- What you are asked to do: Quote the entries in full, character for character, without their images.

- Data tied to figure images:
★ ★ ★
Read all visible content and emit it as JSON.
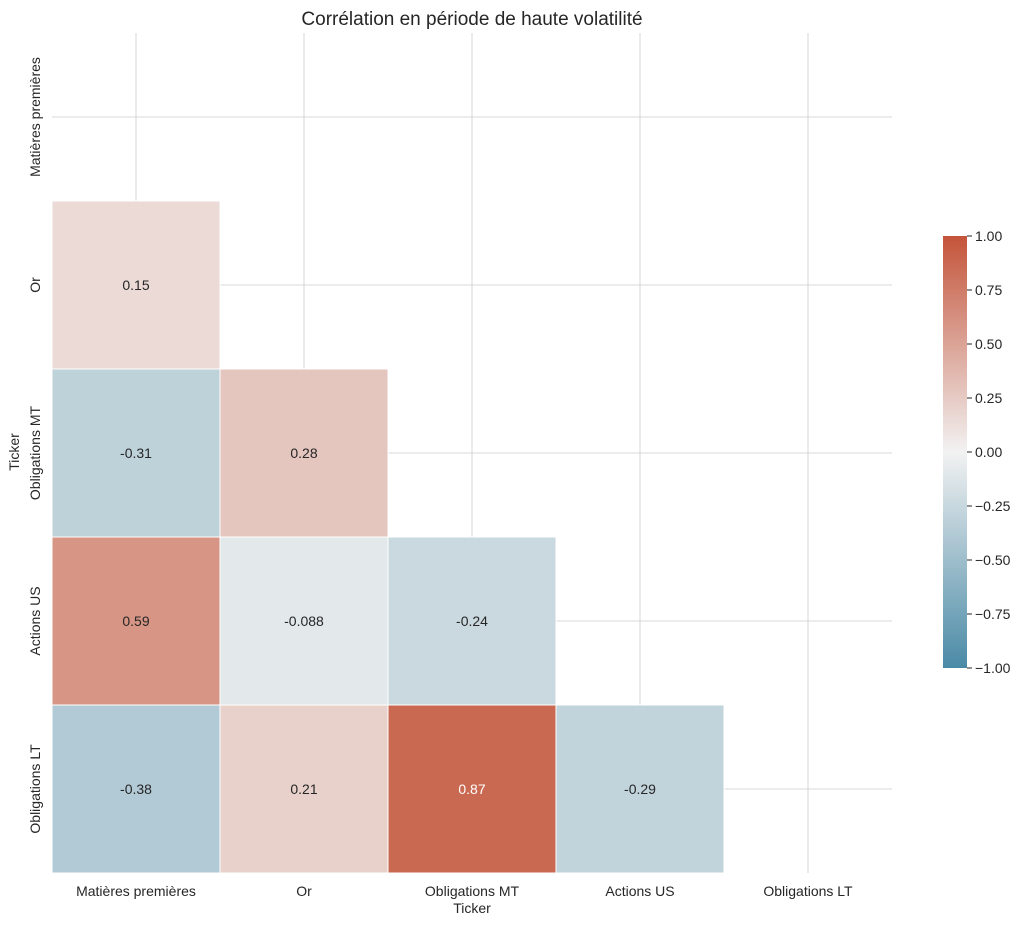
{
  "chart_data": {
    "type": "heatmap",
    "title": "Corrélation en période de haute volatilité",
    "xlabel": "Ticker",
    "ylabel": "Ticker",
    "categories": [
      "Matières premières",
      "Or",
      "Obligations MT",
      "Actions US",
      "Obligations LT"
    ],
    "mask": "upper-triangle-including-diagonal",
    "values": [
      [
        null,
        null,
        null,
        null,
        null
      ],
      [
        0.15,
        null,
        null,
        null,
        null
      ],
      [
        -0.31,
        0.28,
        null,
        null,
        null
      ],
      [
        0.59,
        -0.088,
        -0.24,
        null,
        null
      ],
      [
        -0.38,
        0.21,
        0.87,
        -0.29,
        null
      ]
    ],
    "cell_labels": [
      [
        "",
        "",
        "",
        "",
        ""
      ],
      [
        "0.15",
        "",
        "",
        "",
        ""
      ],
      [
        "-0.31",
        "0.28",
        "",
        "",
        ""
      ],
      [
        "0.59",
        "-0.088",
        "-0.24",
        "",
        ""
      ],
      [
        "-0.38",
        "0.21",
        "0.87",
        "-0.29",
        ""
      ]
    ],
    "colorbar": {
      "range": [
        -1.0,
        1.0
      ],
      "ticks": [
        1.0,
        0.75,
        0.5,
        0.25,
        0.0,
        -0.25,
        -0.5,
        -0.75,
        -1.0
      ],
      "tick_labels": [
        "1.00",
        "0.75",
        "0.50",
        "0.25",
        "0.00",
        "−0.25",
        "−0.50",
        "−0.75",
        "−1.00"
      ],
      "low_color": "#4a8aa6",
      "mid_color": "#f2f2f2",
      "high_color": "#c4543a"
    },
    "grid": true
  }
}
★ ★ ★
- The completed task:
Read all visible content and emit it as JSON.
{
  "chart_data": {
    "type": "heatmap",
    "title": "Corrélation en période de haute volatilité",
    "xlabel": "Ticker",
    "ylabel": "Ticker",
    "categories": [
      "Matières premières",
      "Or",
      "Obligations MT",
      "Actions US",
      "Obligations LT"
    ],
    "mask": "upper-triangle-including-diagonal",
    "values": [
      [
        null,
        null,
        null,
        null,
        null
      ],
      [
        0.15,
        null,
        null,
        null,
        null
      ],
      [
        -0.31,
        0.28,
        null,
        null,
        null
      ],
      [
        0.59,
        -0.088,
        -0.24,
        null,
        null
      ],
      [
        -0.38,
        0.21,
        0.87,
        -0.29,
        null
      ]
    ],
    "cell_labels": [
      [
        "",
        "",
        "",
        "",
        ""
      ],
      [
        "0.15",
        "",
        "",
        "",
        ""
      ],
      [
        "-0.31",
        "0.28",
        "",
        "",
        ""
      ],
      [
        "0.59",
        "-0.088",
        "-0.24",
        "",
        ""
      ],
      [
        "-0.38",
        "0.21",
        "0.87",
        "-0.29",
        ""
      ]
    ],
    "colorbar": {
      "range": [
        -1.0,
        1.0
      ],
      "ticks": [
        1.0,
        0.75,
        0.5,
        0.25,
        0.0,
        -0.25,
        -0.5,
        -0.75,
        -1.0
      ],
      "tick_labels": [
        "1.00",
        "0.75",
        "0.50",
        "0.25",
        "0.00",
        "−0.25",
        "−0.50",
        "−0.75",
        "−1.00"
      ],
      "low_color": "#4a8aa6",
      "mid_color": "#f2f2f2",
      "high_color": "#c4543a"
    },
    "grid": true
  }
}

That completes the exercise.